Goal of the exercise:
Please write out the complete listing that follows, exactly as it reads.

Records shown:
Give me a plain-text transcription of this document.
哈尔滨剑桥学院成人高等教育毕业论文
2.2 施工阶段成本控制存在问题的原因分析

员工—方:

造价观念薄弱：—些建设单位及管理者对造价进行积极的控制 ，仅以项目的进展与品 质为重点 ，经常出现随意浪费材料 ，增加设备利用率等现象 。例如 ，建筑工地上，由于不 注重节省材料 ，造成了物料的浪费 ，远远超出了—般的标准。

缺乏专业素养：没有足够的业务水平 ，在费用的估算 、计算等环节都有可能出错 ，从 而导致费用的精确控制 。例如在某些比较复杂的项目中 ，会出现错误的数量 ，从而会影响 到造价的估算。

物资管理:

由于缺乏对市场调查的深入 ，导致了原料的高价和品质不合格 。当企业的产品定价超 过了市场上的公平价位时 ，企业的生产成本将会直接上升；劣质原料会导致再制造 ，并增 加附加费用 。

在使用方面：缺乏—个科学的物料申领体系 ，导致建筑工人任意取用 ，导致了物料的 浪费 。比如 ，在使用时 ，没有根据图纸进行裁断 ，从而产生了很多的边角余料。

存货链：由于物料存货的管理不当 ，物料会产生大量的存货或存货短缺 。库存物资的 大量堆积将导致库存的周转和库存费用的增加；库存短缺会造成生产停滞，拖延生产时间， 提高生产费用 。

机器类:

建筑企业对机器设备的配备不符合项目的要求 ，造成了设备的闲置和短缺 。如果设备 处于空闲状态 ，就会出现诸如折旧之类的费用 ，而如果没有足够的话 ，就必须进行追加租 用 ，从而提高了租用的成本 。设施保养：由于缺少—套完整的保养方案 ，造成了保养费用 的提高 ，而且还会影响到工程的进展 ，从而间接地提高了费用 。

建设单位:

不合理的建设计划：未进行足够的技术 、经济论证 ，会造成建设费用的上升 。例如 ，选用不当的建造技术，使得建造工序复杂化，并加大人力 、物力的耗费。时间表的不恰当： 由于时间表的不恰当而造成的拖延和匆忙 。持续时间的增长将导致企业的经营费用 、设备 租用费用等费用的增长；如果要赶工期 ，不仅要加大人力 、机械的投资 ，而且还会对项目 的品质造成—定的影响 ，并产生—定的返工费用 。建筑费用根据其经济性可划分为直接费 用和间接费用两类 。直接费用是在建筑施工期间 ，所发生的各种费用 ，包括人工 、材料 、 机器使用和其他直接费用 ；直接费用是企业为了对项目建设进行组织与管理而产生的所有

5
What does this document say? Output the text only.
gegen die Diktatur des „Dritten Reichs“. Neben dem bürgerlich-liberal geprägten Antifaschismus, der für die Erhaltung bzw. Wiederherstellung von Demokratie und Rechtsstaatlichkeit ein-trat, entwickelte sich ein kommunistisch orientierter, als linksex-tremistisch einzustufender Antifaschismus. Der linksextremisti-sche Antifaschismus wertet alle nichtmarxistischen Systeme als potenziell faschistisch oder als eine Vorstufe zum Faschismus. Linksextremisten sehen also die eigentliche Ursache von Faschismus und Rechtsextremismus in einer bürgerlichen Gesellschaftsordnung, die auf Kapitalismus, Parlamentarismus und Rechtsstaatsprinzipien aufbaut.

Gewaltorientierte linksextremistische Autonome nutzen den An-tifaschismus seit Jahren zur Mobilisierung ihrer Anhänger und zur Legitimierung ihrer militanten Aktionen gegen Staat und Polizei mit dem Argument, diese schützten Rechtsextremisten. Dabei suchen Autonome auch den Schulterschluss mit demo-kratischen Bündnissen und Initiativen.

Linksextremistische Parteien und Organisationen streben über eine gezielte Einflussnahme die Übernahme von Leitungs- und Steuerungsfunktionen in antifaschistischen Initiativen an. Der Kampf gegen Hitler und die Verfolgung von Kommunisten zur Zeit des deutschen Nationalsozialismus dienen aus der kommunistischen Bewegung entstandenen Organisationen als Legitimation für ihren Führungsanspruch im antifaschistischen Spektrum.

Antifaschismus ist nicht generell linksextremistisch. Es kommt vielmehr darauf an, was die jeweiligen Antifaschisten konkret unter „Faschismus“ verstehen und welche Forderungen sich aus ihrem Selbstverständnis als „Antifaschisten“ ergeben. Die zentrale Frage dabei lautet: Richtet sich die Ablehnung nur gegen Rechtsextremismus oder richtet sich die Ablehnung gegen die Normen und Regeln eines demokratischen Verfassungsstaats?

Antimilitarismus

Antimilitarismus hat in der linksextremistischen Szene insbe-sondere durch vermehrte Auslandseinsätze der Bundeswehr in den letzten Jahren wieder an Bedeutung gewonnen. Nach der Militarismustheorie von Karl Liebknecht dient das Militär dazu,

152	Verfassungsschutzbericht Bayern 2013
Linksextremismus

Problem solution:
Give me a plain-text transcription of this document.
哈尔滨剑桥学院成人高等教育毕业论文
2.2 施工阶段成本控制存在问题的原因分析

员工—方:

造价观念薄弱：—些建设单位及管理者对造价进行积极的控制 ，仅以项目的进展与品 质为重点 ，经常出现随意浪费材料 ，增加设备利用率等现象 。例如 ，建筑工地上，由于不 注重节省材料 ，造成了物料的浪费 ，远远超出了—般的标准。

缺乏专业素养：没有足够的业务水平 ，在费用的估算 、计算等环节都有可能出错 ，从 而导致费用的精确控制 。例如在某些比较复杂的项目中 ，会出现错误的数量 ，从而会影响 到造价的估算。

物资管理:

由于缺乏对市场调查的深入 ，导致了原料的高价和品质不合格 。当企业的产品定价超 过了市场上的公平价位时 ，企业的生产成本将会直接上升；劣质原料会导致再制造 ，并增 加附加费用 。

在使用方面：缺乏—个科学的物料申领体系 ，导致建筑工人任意取用 ，导致了物料的 浪费 。比如 ，在使用时 ，没有根据图纸进行裁断 ，从而产生了很多的边角余料。

存货链：由于物料存货的管理不当 ，物料会产生大量的存货或存货短缺 。库存物资的 大量堆积将导致库存的周转和库存费用的增加；库存短缺会造成生产停滞，拖延生产时间， 提高生产费用 。

机器类:

建筑企业对机器设备的配备不符合项目的要求 ，造成了设备的闲置和短缺 。如果设备 处于空闲状态 ，就会出现诸如折旧之类的费用 ，而如果没有足够的话 ，就必须进行追加租 用 ，从而提高了租用的成本 。设施保养：由于缺少—套完整的保养方案 ，造成了保养费用 的提高 ，而且还会影响到工程的进展 ，从而间接地提高了费用 。

建设单位:

不合理的建设计划：未进行足够的技术 、经济论证 ，会造成建设费用的上升 。例如 ，选用不当的建造技术，使得建造工序复杂化，并加大人力 、物力的耗费。时间表的不恰当： 由于时间表的不恰当而造成的拖延和匆忙 。持续时间的增长将导致企业的经营费用 、设备 租用费用等费用的增长；如果要赶工期 ，不仅要加大人力 、机械的投资 ，而且还会对项目 的品质造成—定的影响 ，并产生—定的返工费用 。建筑费用根据其经济性可划分为直接费 用和间接费用两类 。直接费用是在建筑施工期间 ，所发生的各种费用 ，包括人工 、材料 、 机器使用和其他直接费用 ；直接费用是企业为了对项目建设进行组织与管理而产生的所有

5
What does this document say? Output the text only.
gegen die Diktatur des „Dritten Reichs“. Neben dem bürgerlich-liberal geprägten Antifaschismus, der für die Erhaltung bzw. Wiederherstellung von Demokratie und Rechtsstaatlichkeit ein-trat, entwickelte sich ein kommunistisch orientierter, als linksex-tremistisch einzustufender Antifaschismus. Der linksextremisti-sche Antifaschismus wertet alle nichtmarxistischen Systeme als potenziell faschistisch oder als eine Vorstufe zum Faschismus. Linksextremisten sehen also die eigentliche Ursache von Faschismus und Rechtsextremismus in einer bürgerlichen Gesellschaftsordnung, die auf Kapitalismus, Parlamentarismus und Rechtsstaatsprinzipien aufbaut.

Gewaltorientierte linksextremistische Autonome nutzen den An-tifaschismus seit Jahren zur Mobilisierung ihrer Anhänger und zur Legitimierung ihrer militanten Aktionen gegen Staat und Polizei mit dem Argument, diese schützten Rechtsextremisten. Dabei suchen Autonome auch den Schulterschluss mit demo-kratischen Bündnissen und Initiativen.

Linksextremistische Parteien und Organisationen streben über eine gezielte Einflussnahme die Übernahme von Leitungs- und Steuerungsfunktionen in antifaschistischen Initiativen an. Der Kampf gegen Hitler und die Verfolgung von Kommunisten zur Zeit des deutschen Nationalsozialismus dienen aus der kommunistischen Bewegung entstandenen Organisationen als Legitimation für ihren Führungsanspruch im antifaschistischen Spektrum.

Antifaschismus ist nicht generell linksextremistisch. Es kommt vielmehr darauf an, was die jeweiligen Antifaschisten konkret unter „Faschismus“ verstehen und welche Forderungen sich aus ihrem Selbstverständnis als „Antifaschisten“ ergeben. Die zentrale Frage dabei lautet: Richtet sich die Ablehnung nur gegen Rechtsextremismus oder richtet sich die Ablehnung gegen die Normen und Regeln eines demokratischen Verfassungsstaats?

Antimilitarismus

Antimilitarismus hat in der linksextremistischen Szene insbe-sondere durch vermehrte Auslandseinsätze der Bundeswehr in den letzten Jahren wieder an Bedeutung gewonnen. Nach der Militarismustheorie von Karl Liebknecht dient das Militär dazu,

152	Verfassungsschutzbericht Bayern 2013
Linksextremismus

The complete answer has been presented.